[BEGIN DOCUMENT EXCERPT]

LMS-DB-ETL
An Extract, Transform, Load app to gather book information from public APIs for a POC LMS project
Environmental Variables:
GOOGLE_API_KEY - API Key required for using the Google Books API.
DB_NAME - The name of the SQL database being used.
DB_USER - The authorized user for the database.
DB_PASSWORD - The Password to access the database.
LOG_FILE - The file location for logs to be saved to.
LOGGING_LEVEL - The logging level desired for operation. logging.INFO is standard,
but logging.DEBUG can be used for more insight and logging.ERROR if only issues are needed.
extract.py
The extract.py file contains functions to pull data related to books from different APIs.
transform.py
Takes the raw JSON stored by extract.py and transforms the entries into a single entry whose keys
match the column names of the database schema.
load.py
Takes the JSON file created by transform.py and loads the data into a PostgreSQL database for
retreival later.

[END DOCUMENT EXCERPT]
[BEGIN PROVIDED INFORMATION]

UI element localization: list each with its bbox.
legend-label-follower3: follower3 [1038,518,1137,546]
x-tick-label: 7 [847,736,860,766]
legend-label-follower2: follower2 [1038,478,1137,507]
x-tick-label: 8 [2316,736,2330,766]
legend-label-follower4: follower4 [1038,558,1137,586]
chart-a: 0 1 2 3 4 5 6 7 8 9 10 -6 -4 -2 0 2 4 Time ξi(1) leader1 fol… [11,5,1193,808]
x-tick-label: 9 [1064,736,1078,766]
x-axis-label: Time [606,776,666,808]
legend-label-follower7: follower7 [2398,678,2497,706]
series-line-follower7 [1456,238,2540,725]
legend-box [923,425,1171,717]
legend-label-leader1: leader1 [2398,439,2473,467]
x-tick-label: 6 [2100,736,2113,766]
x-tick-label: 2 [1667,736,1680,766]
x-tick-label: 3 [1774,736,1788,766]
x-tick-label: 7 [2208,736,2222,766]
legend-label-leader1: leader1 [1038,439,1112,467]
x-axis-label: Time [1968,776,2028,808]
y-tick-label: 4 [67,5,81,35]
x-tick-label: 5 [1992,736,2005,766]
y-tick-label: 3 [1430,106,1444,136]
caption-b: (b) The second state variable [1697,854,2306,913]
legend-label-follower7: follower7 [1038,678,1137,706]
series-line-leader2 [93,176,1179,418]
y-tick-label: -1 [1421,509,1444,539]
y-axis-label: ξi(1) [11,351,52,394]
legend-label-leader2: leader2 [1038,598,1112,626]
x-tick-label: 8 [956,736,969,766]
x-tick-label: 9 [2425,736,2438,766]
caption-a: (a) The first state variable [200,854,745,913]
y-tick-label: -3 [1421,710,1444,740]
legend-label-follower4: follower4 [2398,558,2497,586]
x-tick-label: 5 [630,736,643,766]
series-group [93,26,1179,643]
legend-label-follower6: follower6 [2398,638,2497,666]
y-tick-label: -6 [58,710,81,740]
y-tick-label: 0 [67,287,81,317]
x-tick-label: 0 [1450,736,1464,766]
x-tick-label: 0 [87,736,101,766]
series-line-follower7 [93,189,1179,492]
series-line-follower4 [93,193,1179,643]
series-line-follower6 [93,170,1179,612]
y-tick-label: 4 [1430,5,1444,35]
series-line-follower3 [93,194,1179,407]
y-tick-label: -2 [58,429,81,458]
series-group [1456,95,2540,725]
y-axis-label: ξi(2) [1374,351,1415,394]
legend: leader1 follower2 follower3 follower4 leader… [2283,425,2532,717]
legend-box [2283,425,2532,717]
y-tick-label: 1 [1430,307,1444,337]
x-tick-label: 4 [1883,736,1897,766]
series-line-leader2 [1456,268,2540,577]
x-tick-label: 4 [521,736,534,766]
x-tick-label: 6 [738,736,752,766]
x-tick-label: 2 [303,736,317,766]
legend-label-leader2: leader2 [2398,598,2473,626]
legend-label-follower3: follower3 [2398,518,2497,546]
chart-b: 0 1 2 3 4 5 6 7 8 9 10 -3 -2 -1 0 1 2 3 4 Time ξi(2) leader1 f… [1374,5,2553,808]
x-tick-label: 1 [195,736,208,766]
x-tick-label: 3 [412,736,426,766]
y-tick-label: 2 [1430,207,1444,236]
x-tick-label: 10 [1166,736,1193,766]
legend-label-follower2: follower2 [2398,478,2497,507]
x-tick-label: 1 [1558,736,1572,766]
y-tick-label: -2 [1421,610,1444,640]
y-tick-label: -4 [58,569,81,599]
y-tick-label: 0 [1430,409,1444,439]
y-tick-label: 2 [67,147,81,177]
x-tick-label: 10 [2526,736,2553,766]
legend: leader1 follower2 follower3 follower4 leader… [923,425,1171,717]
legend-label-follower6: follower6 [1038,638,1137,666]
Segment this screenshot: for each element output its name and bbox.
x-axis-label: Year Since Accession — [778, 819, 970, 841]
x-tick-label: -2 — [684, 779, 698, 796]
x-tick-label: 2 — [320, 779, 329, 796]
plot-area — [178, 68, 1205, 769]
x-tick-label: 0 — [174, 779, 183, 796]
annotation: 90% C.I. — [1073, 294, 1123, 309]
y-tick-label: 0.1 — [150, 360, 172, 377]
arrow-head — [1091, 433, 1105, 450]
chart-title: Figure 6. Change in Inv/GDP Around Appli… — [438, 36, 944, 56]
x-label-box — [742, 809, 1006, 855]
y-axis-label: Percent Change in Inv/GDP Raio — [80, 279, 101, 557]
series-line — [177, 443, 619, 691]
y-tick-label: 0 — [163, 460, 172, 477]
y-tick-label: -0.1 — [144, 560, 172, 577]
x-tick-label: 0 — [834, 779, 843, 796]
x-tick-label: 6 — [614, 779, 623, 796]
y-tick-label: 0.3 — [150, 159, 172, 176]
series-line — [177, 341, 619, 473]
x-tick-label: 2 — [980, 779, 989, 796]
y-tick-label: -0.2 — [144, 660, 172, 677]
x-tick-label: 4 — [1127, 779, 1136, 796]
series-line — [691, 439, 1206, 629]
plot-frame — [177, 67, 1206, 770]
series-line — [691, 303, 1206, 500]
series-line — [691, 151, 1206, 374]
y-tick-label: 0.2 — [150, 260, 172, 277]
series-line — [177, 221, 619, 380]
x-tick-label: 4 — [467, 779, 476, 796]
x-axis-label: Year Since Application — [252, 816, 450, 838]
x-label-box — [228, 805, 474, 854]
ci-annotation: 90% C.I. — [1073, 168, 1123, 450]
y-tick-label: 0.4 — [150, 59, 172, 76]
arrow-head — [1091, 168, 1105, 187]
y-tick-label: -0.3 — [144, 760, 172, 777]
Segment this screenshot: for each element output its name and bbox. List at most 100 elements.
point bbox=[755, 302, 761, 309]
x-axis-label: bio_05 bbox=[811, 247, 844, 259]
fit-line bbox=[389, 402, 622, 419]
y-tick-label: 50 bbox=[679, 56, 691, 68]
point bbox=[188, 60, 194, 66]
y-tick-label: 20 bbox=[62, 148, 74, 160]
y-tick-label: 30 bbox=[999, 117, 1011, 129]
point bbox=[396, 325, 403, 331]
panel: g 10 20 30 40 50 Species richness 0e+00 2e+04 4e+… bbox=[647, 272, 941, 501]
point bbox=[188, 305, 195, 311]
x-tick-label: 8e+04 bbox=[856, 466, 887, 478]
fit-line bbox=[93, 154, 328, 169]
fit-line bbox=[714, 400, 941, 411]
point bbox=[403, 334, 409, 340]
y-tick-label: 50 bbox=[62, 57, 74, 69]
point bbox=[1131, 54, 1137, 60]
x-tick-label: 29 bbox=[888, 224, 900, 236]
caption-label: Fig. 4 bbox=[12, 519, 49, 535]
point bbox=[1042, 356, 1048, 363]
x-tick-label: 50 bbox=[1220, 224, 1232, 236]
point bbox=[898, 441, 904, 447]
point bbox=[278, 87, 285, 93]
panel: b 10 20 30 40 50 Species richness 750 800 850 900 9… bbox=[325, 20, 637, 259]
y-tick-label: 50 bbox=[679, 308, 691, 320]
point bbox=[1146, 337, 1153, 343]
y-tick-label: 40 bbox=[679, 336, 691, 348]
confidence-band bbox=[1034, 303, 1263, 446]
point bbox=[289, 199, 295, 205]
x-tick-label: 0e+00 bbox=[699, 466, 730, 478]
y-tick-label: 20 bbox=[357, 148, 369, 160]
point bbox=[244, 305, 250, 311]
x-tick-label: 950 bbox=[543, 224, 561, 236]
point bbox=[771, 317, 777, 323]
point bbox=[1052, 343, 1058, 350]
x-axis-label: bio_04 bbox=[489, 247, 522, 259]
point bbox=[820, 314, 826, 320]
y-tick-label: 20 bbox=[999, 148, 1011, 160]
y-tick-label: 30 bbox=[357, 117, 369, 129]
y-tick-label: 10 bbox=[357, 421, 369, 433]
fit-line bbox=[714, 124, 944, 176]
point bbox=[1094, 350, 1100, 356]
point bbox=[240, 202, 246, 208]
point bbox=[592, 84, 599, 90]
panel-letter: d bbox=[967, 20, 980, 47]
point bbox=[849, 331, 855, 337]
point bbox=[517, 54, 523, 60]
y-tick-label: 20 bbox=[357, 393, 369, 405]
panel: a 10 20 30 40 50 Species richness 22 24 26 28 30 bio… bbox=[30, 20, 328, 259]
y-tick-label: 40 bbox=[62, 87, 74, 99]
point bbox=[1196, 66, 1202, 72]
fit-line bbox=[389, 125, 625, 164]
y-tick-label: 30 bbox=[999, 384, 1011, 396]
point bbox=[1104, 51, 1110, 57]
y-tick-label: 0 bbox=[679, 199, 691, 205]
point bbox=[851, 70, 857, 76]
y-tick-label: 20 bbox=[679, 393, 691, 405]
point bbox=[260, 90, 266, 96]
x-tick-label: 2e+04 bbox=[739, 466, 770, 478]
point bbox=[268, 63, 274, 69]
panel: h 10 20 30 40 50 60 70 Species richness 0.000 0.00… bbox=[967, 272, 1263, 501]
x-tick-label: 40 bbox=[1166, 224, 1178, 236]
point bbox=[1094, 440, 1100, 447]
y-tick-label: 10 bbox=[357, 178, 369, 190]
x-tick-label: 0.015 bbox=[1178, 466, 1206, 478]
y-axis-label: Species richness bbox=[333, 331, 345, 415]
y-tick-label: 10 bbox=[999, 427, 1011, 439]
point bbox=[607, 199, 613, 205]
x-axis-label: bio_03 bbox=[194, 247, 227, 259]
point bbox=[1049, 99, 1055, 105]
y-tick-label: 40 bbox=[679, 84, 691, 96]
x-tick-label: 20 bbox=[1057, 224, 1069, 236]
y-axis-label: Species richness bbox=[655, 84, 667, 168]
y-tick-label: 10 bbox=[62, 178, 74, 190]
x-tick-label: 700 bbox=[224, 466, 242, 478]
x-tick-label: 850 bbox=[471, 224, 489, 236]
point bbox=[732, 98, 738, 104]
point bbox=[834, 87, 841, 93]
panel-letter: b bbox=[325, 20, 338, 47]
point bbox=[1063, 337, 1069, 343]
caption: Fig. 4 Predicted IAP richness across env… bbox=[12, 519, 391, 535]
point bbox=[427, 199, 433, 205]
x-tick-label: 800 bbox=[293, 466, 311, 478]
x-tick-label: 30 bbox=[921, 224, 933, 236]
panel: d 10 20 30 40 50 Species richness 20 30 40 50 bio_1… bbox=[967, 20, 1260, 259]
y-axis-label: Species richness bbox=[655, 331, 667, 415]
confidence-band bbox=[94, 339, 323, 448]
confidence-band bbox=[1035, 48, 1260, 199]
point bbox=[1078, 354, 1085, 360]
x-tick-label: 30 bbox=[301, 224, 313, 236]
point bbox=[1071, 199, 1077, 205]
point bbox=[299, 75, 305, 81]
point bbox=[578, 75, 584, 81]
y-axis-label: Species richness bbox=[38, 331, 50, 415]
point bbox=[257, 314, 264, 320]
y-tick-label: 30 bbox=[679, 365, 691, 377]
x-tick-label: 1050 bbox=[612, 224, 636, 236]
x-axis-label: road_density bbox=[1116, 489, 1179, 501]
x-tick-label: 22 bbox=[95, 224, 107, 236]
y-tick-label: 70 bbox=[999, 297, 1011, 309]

[END PROVIDED INFORMATION]

= REQUIREMENTS =
1: According to the LMS-DB-ETL readme, what kind of database does load.py put the data into?
2: Continue the LMS-DB-ETL readme after its last sentence.

= FINAL RESULTS =
1: A PostgreSQL database.

2:
orchestrator.py
Handles the orchestration of each program being ran one after the other. Ensures each
executes with no fatal errors before moving on to the next. Also cleans up files created
by the programs before ending.
config/title.txt
A file with a list of book titles. Titles do not need to be in order, however each title needs to be on its own line and any special characters should be escaped.
How To Use
- Create a virtual environment (optional, but best practice)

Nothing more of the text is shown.